DATA RECORDS:
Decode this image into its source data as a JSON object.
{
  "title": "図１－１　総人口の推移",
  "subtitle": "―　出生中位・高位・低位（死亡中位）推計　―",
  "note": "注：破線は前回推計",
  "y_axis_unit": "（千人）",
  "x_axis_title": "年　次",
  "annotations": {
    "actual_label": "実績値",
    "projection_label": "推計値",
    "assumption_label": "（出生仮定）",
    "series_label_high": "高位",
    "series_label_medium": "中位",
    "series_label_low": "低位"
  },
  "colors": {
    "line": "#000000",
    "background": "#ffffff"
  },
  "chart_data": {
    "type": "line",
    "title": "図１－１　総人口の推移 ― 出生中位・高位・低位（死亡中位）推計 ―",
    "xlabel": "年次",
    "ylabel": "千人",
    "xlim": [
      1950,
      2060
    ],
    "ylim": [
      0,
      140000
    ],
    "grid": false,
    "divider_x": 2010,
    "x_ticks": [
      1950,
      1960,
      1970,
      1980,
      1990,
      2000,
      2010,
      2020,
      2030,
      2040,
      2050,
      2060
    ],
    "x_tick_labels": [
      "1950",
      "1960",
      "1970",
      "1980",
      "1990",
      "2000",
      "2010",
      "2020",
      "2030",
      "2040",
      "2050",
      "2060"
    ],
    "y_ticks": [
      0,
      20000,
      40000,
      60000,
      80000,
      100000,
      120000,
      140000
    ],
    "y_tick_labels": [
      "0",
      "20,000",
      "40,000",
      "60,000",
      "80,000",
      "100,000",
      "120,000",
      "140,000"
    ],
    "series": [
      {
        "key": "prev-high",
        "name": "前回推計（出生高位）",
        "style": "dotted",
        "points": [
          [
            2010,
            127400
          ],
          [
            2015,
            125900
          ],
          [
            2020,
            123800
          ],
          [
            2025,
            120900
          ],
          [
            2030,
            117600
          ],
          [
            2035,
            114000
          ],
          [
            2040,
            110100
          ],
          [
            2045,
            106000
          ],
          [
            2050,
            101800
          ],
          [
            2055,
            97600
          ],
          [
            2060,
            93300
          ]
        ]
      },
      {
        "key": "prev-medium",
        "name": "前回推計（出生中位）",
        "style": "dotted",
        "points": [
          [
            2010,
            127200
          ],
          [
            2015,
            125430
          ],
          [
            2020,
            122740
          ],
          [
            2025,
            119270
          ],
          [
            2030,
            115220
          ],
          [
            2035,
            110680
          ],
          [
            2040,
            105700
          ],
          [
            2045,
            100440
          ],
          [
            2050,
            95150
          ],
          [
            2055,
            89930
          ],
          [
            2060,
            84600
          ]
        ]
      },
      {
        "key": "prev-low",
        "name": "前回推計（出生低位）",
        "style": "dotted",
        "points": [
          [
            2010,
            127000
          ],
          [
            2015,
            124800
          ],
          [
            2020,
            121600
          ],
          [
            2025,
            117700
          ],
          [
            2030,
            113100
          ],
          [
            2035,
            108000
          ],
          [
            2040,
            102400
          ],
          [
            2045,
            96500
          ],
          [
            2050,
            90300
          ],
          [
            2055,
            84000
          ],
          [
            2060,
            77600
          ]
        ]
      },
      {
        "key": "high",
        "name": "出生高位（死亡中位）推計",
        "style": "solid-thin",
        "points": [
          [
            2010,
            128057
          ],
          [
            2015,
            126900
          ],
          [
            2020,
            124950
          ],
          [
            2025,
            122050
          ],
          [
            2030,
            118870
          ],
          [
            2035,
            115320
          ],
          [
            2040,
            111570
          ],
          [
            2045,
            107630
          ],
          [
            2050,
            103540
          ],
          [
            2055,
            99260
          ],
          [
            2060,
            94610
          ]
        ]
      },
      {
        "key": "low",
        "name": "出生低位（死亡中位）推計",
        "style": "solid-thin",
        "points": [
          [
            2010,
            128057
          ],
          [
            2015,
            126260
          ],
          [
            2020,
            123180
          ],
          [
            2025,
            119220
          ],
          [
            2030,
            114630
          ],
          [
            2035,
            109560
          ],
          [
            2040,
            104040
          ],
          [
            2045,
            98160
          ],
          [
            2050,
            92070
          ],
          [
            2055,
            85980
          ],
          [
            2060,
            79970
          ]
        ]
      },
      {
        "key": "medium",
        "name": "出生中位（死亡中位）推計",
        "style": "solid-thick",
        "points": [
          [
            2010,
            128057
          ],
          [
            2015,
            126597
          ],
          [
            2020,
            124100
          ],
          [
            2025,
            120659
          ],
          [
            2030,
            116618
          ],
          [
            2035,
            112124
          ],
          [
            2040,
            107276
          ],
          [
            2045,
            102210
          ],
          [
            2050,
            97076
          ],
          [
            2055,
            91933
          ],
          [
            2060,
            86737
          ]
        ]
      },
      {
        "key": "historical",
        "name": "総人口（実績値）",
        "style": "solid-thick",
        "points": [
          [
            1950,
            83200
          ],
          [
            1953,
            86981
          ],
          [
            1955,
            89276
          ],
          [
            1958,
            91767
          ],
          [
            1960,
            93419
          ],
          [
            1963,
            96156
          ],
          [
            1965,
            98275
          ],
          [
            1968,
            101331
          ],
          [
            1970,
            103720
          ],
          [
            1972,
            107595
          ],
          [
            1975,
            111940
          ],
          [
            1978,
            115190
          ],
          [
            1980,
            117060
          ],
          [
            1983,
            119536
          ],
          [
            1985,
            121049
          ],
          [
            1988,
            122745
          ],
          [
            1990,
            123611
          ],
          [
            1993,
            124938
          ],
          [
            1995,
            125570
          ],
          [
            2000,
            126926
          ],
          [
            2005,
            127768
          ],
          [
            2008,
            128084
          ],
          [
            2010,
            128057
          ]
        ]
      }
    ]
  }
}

PROBLEM TO SOLVE: Repeat all of the entries exactly.

WRITTEN REPLY:
Decode this image into its source data as a JSON object.
{
  "title": "図１－１　総人口の推移",
  "subtitle": "―　出生中位・高位・低位（死亡中位）推計　―",
  "note": "注：破線は前回推計",
  "y_axis_unit": "（千人）",
  "x_axis_title": "年　次",
  "annotations": {
    "actual_label": "実績値",
    "projection_label": "推計値",
    "assumption_label": "（出生仮定）",
    "series_label_high": "高位",
    "series_label_medium": "中位",
    "series_label_low": "低位"
  },
  "colors": {
    "line": "#000000",
    "background": "#ffffff"
  },
  "chart_data": {
    "type": "line",
    "title": "図１－１　総人口の推移 ― 出生中位・高位・低位（死亡中位）推計 ―",
    "xlabel": "年次",
    "ylabel": "千人",
    "xlim": [
      1950,
      2060
    ],
    "ylim": [
      0,
      140000
    ],
    "grid": false,
    "divider_x": 2010,
    "x_ticks": [
      1950,
      1960,
      1970,
      1980,
      1990,
      2000,
      2010,
      2020,
      2030,
      2040,
      2050,
      2060
    ],
    "x_tick_labels": [
      "1950",
      "1960",
      "1970",
      "1980",
      "1990",
      "2000",
      "2010",
      "2020",
      "2030",
      "2040",
      "2050",
      "2060"
    ],
    "y_ticks": [
      0,
      20000,
      40000,
      60000,
      80000,
      100000,
      120000,
      140000
    ],
    "y_tick_labels": [
      "0",
      "20,000",
      "40,000",
      "60,000",
      "80,000",
      "100,000",
      "120,000",
      "140,000"
    ],
    "series": [
      {
        "key": "prev-high",
        "name": "前回推計（出生高位）",
        "style": "dotted",
        "points": [
          [
            2010,
            127400
          ],
          [
            2015,
            125900
          ],
          [
            2020,
            123800
          ],
          [
            2025,
            120900
          ],
          [
            2030,
            117600
          ],
          [
            2035,
            114000
          ],
          [
            2040,
            110100
          ],
          [
            2045,
            106000
          ],
          [
            2050,
            101800
          ],
          [
            2055,
            97600
          ],
          [
            2060,
            93300
          ]
        ]
      },
      {
        "key": "prev-medium",
        "name": "前回推計（出生中位）",
        "style": "dotted",
        "points": [
          [
            2010,
            127200
          ],
          [
            2015,
            125430
          ],
          [
            2020,
            122740
          ],
          [
            2025,
            119270
          ],
          [
            2030,
            115220
          ],
          [
            2035,
            110680
          ],
          [
            2040,
            105700
          ],
          [
            2045,
            100440
          ],
          [
            2050,
            95150
          ],
          [
            2055,
            89930
          ],
          [
            2060,
            84600
          ]
        ]
      },
      {
        "key": "prev-low",
        "name": "前回推計（出生低位）",
        "style": "dotted",
        "points": [
          [
            2010,
            127000
          ],
          [
            2015,
            124800
          ],
          [
            2020,
            121600
          ],
          [
            2025,
            117700
          ],
          [
            2030,
            113100
          ],
          [
            2035,
            108000
          ],
          [
            2040,
            102400
          ],
          [
            2045,
            96500
          ],
          [
            2050,
            90300
          ],
          [
            2055,
            84000
          ],
          [
            2060,
            77600
          ]
        ]
      },
      {
        "key": "high",
        "name": "出生高位（死亡中位）推計",
        "style": "solid-thin",
        "points": [
          [
            2010,
            128057
          ],
          [
            2015,
            126900
          ],
          [
            2020,
            124950
          ],
          [
            2025,
            122050
          ],
          [
            2030,
            118870
          ],
          [
            2035,
            115320
          ],
          [
            2040,
            111570
          ],
          [
            2045,
            107630
          ],
          [
            2050,
            103540
          ],
          [
            2055,
            99260
          ],
          [
            2060,
            94610
          ]
        ]
      },
      {
        "key": "low",
        "name": "出生低位（死亡中位）推計",
        "style": "solid-thin",
        "points": [
          [
            2010,
            128057
          ],
          [
            2015,
            126260
          ],
          [
            2020,
            123180
          ],
          [
            2025,
            119220
          ],
          [
            2030,
            114630
          ],
          [
            2035,
            109560
          ],
          [
            2040,
            104040
          ],
          [
            2045,
            98160
          ],
          [
            2050,
            92070
          ],
          [
            2055,
            85980
          ],
          [
            2060,
            79970
          ]
        ]
      },
      {
        "key": "medium",
        "name": "出生中位（死亡中位）推計",
        "style": "solid-thick",
        "points": [
          [
            2010,
            128057
          ],
          [
            2015,
            126597
          ],
          [
            2020,
            124100
          ],
          [
            2025,
            120659
          ],
          [
            2030,
            116618
          ],
          [
            2035,
            112124
          ],
          [
            2040,
            107276
          ],
          [
            2045,
            102210
          ],
          [
            2050,
            97076
          ],
          [
            2055,
            91933
          ],
          [
            2060,
            86737
          ]
        ]
      },
      {
        "key": "historical",
        "name": "総人口（実績値）",
        "style": "solid-thick",
        "points": [
          [
            1950,
            83200
          ],
          [
            1953,
            86981
          ],
          [
            1955,
            89276
          ],
          [
            1958,
            91767
          ],
          [
            1960,
            93419
          ],
          [
            1963,
            96156
          ],
          [
            1965,
            98275
          ],
          [
            1968,
            101331
          ],
          [
            1970,
            103720
          ],
          [
            1972,
            107595
          ],
          [
            1975,
            111940
          ],
          [
            1978,
            115190
          ],
          [
            1980,
            117060
          ],
          [
            1983,
            119536
          ],
          [
            1985,
            121049
          ],
          [
            1988,
            122745
          ],
          [
            1990,
            123611
          ],
          [
            1993,
            124938
          ],
          [
            1995,
            125570
          ],
          [
            2000,
            126926
          ],
          [
            2005,
            127768
          ],
          [
            2008,
            128084
          ],
          [
            2010,
            128057
          ]
        ]
      }
    ]
  }
}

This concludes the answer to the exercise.